Using the material below, copy every line where "data" appears.

* Information shown *
++++++++++
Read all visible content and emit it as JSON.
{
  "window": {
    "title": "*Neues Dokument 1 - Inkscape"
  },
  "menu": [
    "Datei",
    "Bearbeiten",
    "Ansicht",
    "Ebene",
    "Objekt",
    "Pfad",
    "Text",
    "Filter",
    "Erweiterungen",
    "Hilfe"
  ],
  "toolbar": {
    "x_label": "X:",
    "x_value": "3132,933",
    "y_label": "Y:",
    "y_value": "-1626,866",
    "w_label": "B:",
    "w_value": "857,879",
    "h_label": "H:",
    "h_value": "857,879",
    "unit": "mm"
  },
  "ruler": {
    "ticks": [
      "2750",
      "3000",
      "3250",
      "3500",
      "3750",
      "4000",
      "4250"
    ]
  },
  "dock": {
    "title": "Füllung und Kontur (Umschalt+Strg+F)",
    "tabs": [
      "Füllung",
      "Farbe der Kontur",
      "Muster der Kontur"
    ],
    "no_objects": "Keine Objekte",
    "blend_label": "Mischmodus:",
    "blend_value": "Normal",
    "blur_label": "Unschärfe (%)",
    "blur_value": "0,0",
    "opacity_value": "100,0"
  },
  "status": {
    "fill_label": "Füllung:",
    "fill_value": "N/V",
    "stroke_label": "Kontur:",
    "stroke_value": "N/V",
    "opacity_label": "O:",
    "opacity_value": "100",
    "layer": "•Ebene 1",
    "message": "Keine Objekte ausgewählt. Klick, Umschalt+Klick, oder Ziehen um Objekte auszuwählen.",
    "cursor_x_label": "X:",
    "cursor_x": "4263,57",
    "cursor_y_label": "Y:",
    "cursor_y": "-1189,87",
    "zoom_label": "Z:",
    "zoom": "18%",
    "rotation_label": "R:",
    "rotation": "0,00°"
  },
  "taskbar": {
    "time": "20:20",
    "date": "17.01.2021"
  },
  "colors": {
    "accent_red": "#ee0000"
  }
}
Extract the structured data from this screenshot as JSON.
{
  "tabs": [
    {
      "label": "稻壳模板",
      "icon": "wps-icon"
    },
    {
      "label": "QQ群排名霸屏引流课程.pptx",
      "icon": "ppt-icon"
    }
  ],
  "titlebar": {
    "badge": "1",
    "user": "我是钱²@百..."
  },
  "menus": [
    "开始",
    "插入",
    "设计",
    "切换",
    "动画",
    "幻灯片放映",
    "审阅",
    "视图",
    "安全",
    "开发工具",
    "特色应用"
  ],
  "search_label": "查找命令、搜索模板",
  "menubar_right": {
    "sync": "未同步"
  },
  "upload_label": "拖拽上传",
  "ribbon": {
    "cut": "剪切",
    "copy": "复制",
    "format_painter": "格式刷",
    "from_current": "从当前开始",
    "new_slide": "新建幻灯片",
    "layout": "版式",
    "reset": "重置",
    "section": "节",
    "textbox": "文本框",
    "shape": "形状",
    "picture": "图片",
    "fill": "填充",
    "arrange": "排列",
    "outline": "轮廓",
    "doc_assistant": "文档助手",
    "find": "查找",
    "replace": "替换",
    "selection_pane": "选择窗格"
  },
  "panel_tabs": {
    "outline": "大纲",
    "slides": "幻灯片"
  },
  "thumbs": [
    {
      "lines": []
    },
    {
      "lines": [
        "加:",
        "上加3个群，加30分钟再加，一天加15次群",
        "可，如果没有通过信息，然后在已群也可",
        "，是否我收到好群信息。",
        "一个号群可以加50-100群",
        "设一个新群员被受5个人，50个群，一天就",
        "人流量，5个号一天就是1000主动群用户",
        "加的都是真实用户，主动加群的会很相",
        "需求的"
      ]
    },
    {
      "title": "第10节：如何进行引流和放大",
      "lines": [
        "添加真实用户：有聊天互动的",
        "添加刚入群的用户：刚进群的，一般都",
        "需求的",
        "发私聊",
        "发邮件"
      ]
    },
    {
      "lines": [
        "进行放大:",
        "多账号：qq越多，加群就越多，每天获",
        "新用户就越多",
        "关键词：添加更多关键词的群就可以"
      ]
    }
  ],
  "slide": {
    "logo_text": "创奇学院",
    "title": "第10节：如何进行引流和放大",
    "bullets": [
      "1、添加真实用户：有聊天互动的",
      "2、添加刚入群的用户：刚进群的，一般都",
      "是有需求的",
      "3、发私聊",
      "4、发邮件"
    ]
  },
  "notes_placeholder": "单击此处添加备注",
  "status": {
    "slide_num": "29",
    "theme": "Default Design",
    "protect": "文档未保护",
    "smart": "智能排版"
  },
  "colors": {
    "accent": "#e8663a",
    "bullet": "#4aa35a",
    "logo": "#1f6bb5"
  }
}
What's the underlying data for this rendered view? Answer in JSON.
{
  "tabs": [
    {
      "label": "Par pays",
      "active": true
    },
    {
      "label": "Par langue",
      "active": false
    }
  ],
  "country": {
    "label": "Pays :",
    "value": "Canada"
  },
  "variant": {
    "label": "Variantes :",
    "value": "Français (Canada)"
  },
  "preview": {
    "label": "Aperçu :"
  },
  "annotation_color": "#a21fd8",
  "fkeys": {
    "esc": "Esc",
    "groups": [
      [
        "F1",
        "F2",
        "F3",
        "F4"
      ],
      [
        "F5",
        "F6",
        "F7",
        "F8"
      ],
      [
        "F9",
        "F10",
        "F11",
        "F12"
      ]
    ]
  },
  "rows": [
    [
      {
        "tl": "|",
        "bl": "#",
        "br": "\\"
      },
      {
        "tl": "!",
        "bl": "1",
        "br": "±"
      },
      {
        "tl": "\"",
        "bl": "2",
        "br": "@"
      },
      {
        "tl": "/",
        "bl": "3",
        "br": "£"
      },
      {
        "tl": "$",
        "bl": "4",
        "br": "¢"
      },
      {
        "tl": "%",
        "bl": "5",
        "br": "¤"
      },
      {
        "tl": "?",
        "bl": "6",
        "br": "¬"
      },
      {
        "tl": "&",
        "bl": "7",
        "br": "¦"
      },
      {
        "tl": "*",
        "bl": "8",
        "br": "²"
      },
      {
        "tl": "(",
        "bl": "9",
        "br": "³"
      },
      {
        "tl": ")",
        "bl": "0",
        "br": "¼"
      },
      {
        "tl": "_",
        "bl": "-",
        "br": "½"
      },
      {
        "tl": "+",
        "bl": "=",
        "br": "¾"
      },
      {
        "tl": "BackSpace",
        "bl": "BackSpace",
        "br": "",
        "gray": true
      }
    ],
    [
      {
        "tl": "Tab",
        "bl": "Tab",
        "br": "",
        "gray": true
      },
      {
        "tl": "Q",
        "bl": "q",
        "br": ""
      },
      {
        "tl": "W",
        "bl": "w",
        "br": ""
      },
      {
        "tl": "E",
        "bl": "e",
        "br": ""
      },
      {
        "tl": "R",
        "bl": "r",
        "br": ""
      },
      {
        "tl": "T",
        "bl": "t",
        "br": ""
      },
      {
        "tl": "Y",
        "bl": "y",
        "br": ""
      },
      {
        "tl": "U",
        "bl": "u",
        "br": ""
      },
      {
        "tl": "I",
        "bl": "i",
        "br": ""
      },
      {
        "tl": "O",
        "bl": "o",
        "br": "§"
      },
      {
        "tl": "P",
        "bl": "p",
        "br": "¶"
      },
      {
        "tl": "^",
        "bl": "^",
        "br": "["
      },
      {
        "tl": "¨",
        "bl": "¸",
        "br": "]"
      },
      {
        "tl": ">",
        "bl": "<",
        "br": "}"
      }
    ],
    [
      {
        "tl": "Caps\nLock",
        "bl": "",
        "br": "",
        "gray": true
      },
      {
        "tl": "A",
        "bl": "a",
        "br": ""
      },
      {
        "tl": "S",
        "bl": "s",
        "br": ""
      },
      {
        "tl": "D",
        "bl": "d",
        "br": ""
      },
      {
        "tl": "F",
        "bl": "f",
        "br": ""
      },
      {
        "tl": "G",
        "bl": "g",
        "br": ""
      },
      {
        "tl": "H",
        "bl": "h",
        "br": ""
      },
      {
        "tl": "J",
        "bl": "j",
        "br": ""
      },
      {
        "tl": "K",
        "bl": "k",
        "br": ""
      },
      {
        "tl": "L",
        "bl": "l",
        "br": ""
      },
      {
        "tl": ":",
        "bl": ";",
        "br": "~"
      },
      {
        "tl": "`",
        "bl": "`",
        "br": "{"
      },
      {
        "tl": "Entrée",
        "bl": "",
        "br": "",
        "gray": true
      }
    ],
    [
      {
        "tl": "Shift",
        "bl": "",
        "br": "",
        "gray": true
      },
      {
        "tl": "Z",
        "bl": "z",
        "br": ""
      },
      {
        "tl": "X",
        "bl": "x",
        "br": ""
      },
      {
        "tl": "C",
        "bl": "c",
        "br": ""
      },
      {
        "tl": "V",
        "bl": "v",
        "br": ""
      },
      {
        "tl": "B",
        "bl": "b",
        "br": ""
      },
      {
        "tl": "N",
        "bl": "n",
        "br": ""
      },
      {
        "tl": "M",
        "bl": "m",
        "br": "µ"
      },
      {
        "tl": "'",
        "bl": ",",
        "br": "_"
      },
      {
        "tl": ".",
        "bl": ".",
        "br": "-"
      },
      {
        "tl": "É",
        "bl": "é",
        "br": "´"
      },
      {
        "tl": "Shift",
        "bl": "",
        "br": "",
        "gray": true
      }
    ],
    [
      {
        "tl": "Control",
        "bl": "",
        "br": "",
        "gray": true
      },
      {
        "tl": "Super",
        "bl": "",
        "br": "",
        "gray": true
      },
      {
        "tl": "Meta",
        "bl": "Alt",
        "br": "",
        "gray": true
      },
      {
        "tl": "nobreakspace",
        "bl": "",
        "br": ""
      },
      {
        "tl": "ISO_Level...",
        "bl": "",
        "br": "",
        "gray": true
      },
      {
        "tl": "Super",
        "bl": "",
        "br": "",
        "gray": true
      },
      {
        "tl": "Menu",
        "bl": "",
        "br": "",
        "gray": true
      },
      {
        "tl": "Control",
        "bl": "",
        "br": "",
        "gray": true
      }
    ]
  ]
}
++++++++++
* The reply *
Extract the structured data from this screenshot as JSON.
What's the underlying data for this rendered view? Answer in JSON.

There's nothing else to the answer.